— start RECORDS SHOWN —
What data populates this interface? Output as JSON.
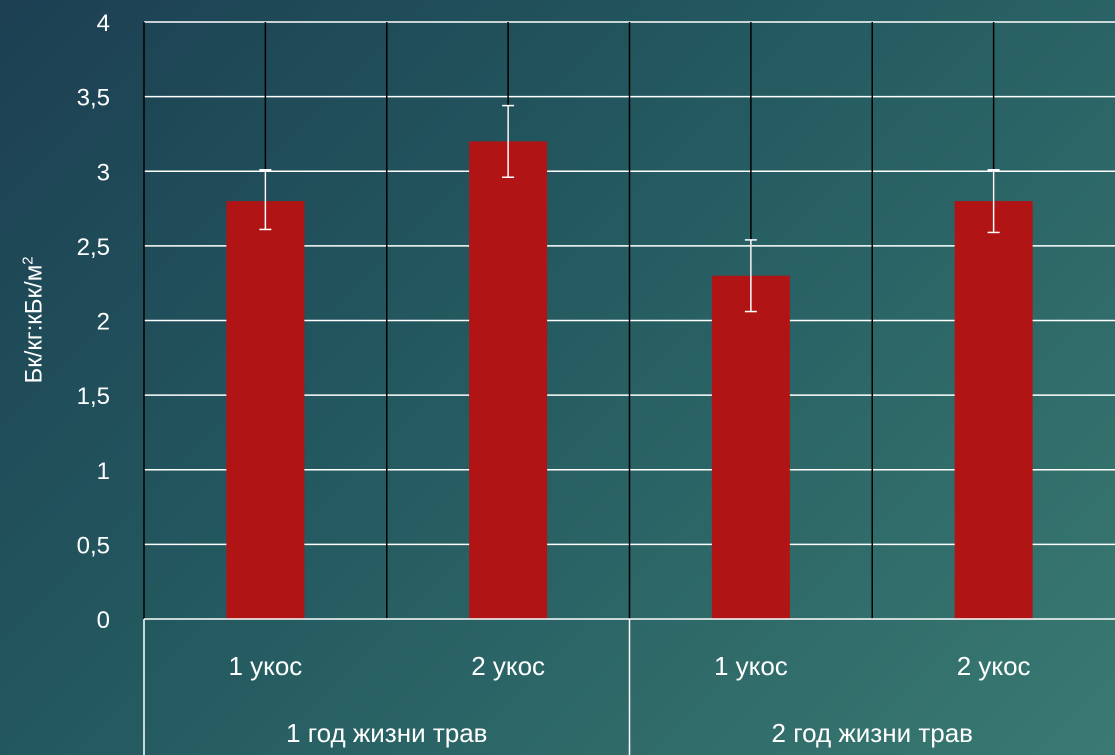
{
  "chart_data": {
    "type": "bar",
    "title": "",
    "xlabel": "",
    "ylabel": "Бк/кг:кБк/м",
    "ylabel_superscript": "2",
    "ylim": [
      0,
      4
    ],
    "yticks": [
      "0",
      "0,5",
      "1",
      "1,5",
      "2",
      "2,5",
      "3",
      "3,5",
      "4"
    ],
    "grid": true,
    "categories": [
      "1 укос",
      "2 укос",
      "1 укос",
      "2 укос"
    ],
    "groups": [
      {
        "label": "1 год жизни трав",
        "span": [
          0,
          1
        ]
      },
      {
        "label": "2 год жизни трав",
        "span": [
          2,
          3
        ]
      }
    ],
    "series": [
      {
        "values": [
          2.8,
          3.2,
          2.3,
          2.8
        ],
        "error_low": [
          2.61,
          2.96,
          2.06,
          2.59
        ],
        "error_high": [
          3.01,
          3.44,
          2.54,
          3.01
        ]
      }
    ],
    "colors": {
      "bar": "#b01414",
      "gridline": "#ffffff",
      "text": "#ffffff",
      "errorbar": "#ffffff",
      "category_separator": "#000000"
    }
  }
}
— end RECORDS SHOWN —
# THE PROBLEM:
Find and copy every line in the entries above where the string "трав" occurs.

# EXPECTED ANSWER:
        "label": "1 год жизни трав",
        "label": "2 год жизни трав",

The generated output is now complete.